▶ [Problem description] Write out the data below in full. Keep it exact.

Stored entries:

— START —

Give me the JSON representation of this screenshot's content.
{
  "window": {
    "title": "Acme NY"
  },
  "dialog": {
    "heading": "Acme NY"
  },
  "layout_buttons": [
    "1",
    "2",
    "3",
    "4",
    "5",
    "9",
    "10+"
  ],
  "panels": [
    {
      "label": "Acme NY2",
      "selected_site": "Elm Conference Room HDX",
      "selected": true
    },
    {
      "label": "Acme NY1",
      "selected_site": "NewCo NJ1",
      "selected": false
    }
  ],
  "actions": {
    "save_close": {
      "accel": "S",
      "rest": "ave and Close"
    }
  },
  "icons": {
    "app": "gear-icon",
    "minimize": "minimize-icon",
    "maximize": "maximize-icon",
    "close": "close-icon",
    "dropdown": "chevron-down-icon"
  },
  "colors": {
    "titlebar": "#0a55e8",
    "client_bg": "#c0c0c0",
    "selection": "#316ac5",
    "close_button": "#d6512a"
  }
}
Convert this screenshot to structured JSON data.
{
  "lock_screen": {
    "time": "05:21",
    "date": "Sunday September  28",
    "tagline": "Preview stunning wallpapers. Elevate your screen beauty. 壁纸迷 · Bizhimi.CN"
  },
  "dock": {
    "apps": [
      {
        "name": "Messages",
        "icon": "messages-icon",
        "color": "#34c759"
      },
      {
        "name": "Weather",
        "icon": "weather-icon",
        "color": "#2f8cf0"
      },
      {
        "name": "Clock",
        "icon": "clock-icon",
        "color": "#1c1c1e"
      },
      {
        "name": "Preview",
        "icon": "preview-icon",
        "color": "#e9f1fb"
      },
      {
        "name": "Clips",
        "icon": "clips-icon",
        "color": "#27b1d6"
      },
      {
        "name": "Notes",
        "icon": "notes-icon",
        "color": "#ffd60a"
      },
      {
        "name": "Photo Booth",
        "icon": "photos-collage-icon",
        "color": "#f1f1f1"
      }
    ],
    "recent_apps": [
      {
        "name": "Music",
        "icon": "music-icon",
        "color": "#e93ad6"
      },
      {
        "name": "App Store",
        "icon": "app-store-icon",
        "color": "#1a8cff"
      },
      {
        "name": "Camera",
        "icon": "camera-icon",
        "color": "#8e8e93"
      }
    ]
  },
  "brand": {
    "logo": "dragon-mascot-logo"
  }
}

— END —

▶ [Right answer]
Give me the JSON representation of this screenshot's content.
{
  "window": {
    "title": "Acme NY"
  },
  "dialog": {
    "heading": "Acme NY"
  },
  "layout_buttons": [
    "1",
    "2",
    "3",
    "4",
    "5",
    "9",
    "10+"
  ],
  "panels": [
    {
      "label": "Acme NY2",
      "selected_site": "Elm Conference Room HDX",
      "selected": true
    },
    {
      "label": "Acme NY1",
      "selected_site": "NewCo NJ1",
      "selected": false
    }
  ],
  "actions": {
    "save_close": {
      "accel": "S",
      "rest": "ave and Close"
    }
  },
  "icons": {
    "app": "gear-icon",
    "minimize": "minimize-icon",
    "maximize": "maximize-icon",
    "close": "close-icon",
    "dropdown": "chevron-down-icon"
  },
  "colors": {
    "titlebar": "#0a55e8",
    "client_bg": "#c0c0c0",
    "selection": "#316ac5",
    "close_button": "#d6512a"
  }
}
Convert this screenshot to structured JSON data.
{
  "lock_screen": {
    "time": "05:21",
    "date": "Sunday September  28",
    "tagline": "Preview stunning wallpapers. Elevate your screen beauty. 壁纸迷 · Bizhimi.CN"
  },
  "dock": {
    "apps": [
      {
        "name": "Messages",
        "icon": "messages-icon",
        "color": "#34c759"
      },
      {
        "name": "Weather",
        "icon": "weather-icon",
        "color": "#2f8cf0"
      },
      {
        "name": "Clock",
        "icon": "clock-icon",
        "color": "#1c1c1e"
      },
      {
        "name": "Preview",
        "icon": "preview-icon",
        "color": "#e9f1fb"
      },
      {
        "name": "Clips",
        "icon": "clips-icon",
        "color": "#27b1d6"
      },
      {
        "name": "Notes",
        "icon": "notes-icon",
        "color": "#ffd60a"
      },
      {
        "name": "Photo Booth",
        "icon": "photos-collage-icon",
        "color": "#f1f1f1"
      }
    ],
    "recent_apps": [
      {
        "name": "Music",
        "icon": "music-icon",
        "color": "#e93ad6"
      },
      {
        "name": "App Store",
        "icon": "app-store-icon",
        "color": "#1a8cff"
      },
      {
        "name": "Camera",
        "icon": "camera-icon",
        "color": "#8e8e93"
      }
    ]
  },
  "brand": {
    "logo": "dragon-mascot-logo"
  }
}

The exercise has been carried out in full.